(Stored items from a collection)
-*-*-

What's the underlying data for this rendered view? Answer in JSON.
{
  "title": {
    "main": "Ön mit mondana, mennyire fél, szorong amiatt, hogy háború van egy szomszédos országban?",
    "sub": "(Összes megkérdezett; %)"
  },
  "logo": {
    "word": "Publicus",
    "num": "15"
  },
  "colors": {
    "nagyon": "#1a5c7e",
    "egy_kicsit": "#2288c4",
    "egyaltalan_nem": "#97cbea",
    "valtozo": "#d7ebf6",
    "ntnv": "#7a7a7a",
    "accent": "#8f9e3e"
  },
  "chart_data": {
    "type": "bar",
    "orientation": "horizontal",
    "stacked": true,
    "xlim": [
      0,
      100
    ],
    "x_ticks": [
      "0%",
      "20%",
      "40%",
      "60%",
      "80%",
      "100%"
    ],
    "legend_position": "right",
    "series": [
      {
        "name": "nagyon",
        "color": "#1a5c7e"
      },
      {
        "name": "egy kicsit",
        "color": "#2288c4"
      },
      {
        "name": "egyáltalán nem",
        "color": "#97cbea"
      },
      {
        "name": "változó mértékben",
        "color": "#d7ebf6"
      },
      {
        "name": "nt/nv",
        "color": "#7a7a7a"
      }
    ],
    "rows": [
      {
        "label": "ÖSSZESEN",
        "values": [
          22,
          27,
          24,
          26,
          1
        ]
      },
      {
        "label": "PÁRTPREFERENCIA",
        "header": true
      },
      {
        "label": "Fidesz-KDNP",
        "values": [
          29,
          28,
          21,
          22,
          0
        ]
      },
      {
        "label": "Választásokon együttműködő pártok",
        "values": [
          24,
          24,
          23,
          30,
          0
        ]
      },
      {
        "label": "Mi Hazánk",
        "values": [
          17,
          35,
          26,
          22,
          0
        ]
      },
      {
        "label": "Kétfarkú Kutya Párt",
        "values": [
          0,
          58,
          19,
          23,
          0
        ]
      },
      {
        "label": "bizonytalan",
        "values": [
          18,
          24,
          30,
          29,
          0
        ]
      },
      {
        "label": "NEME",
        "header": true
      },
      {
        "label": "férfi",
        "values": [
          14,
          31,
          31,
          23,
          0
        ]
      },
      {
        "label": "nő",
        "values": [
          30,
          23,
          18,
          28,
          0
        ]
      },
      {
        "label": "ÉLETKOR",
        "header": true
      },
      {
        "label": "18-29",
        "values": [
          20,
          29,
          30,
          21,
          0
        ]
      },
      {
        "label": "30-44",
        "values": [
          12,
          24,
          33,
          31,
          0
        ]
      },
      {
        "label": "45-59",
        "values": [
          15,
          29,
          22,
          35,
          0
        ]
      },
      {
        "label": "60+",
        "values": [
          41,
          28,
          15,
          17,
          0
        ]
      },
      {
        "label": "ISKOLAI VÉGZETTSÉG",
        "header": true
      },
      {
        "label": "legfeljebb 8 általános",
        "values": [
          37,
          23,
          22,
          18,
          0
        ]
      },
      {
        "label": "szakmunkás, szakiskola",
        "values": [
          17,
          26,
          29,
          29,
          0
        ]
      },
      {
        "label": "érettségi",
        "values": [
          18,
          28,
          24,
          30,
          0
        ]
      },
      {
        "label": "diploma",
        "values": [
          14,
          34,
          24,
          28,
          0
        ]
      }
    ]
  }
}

-*-*-

_Objective_: Provide an exact reproduction of all the entries shown above.

_Response for this exercise_:
What's the underlying data for this rendered view? Answer in JSON.
{
  "title": {
    "main": "Ön mit mondana, mennyire fél, szorong amiatt, hogy háború van egy szomszédos országban?",
    "sub": "(Összes megkérdezett; %)"
  },
  "logo": {
    "word": "Publicus",
    "num": "15"
  },
  "colors": {
    "nagyon": "#1a5c7e",
    "egy_kicsit": "#2288c4",
    "egyaltalan_nem": "#97cbea",
    "valtozo": "#d7ebf6",
    "ntnv": "#7a7a7a",
    "accent": "#8f9e3e"
  },
  "chart_data": {
    "type": "bar",
    "orientation": "horizontal",
    "stacked": true,
    "xlim": [
      0,
      100
    ],
    "x_ticks": [
      "0%",
      "20%",
      "40%",
      "60%",
      "80%",
      "100%"
    ],
    "legend_position": "right",
    "series": [
      {
        "name": "nagyon",
        "color": "#1a5c7e"
      },
      {
        "name": "egy kicsit",
        "color": "#2288c4"
      },
      {
        "name": "egyáltalán nem",
        "color": "#97cbea"
      },
      {
        "name": "változó mértékben",
        "color": "#d7ebf6"
      },
      {
        "name": "nt/nv",
        "color": "#7a7a7a"
      }
    ],
    "rows": [
      {
        "label": "ÖSSZESEN",
        "values": [
          22,
          27,
          24,
          26,
          1
        ]
      },
      {
        "label": "PÁRTPREFERENCIA",
        "header": true
      },
      {
        "label": "Fidesz-KDNP",
        "values": [
          29,
          28,
          21,
          22,
          0
        ]
      },
      {
        "label": "Választásokon együttműködő pártok",
        "values": [
          24,
          24,
          23,
          30,
          0
        ]
      },
      {
        "label": "Mi Hazánk",
        "values": [
          17,
          35,
          26,
          22,
          0
        ]
      },
      {
        "label": "Kétfarkú Kutya Párt",
        "values": [
          0,
          58,
          19,
          23,
          0
        ]
      },
      {
        "label": "bizonytalan",
        "values": [
          18,
          24,
          30,
          29,
          0
        ]
      },
      {
        "label": "NEME",
        "header": true
      },
      {
        "label": "férfi",
        "values": [
          14,
          31,
          31,
          23,
          0
        ]
      },
      {
        "label": "nő",
        "values": [
          30,
          23,
          18,
          28,
          0
        ]
      },
      {
        "label": "ÉLETKOR",
        "header": true
      },
      {
        "label": "18-29",
        "values": [
          20,
          29,
          30,
          21,
          0
        ]
      },
      {
        "label": "30-44",
        "values": [
          12,
          24,
          33,
          31,
          0
        ]
      },
      {
        "label": "45-59",
        "values": [
          15,
          29,
          22,
          35,
          0
        ]
      },
      {
        "label": "60+",
        "values": [
          41,
          28,
          15,
          17,
          0
        ]
      },
      {
        "label": "ISKOLAI VÉGZETTSÉG",
        "header": true
      },
      {
        "label": "legfeljebb 8 általános",
        "values": [
          37,
          23,
          22,
          18,
          0
        ]
      },
      {
        "label": "szakmunkás, szakiskola",
        "values": [
          17,
          26,
          29,
          29,
          0
        ]
      },
      {
        "label": "érettségi",
        "values": [
          18,
          28,
          24,
          30,
          0
        ]
      },
      {
        "label": "diploma",
        "values": [
          14,
          34,
          24,
          28,
          0
        ]
      }
    ]
  }
}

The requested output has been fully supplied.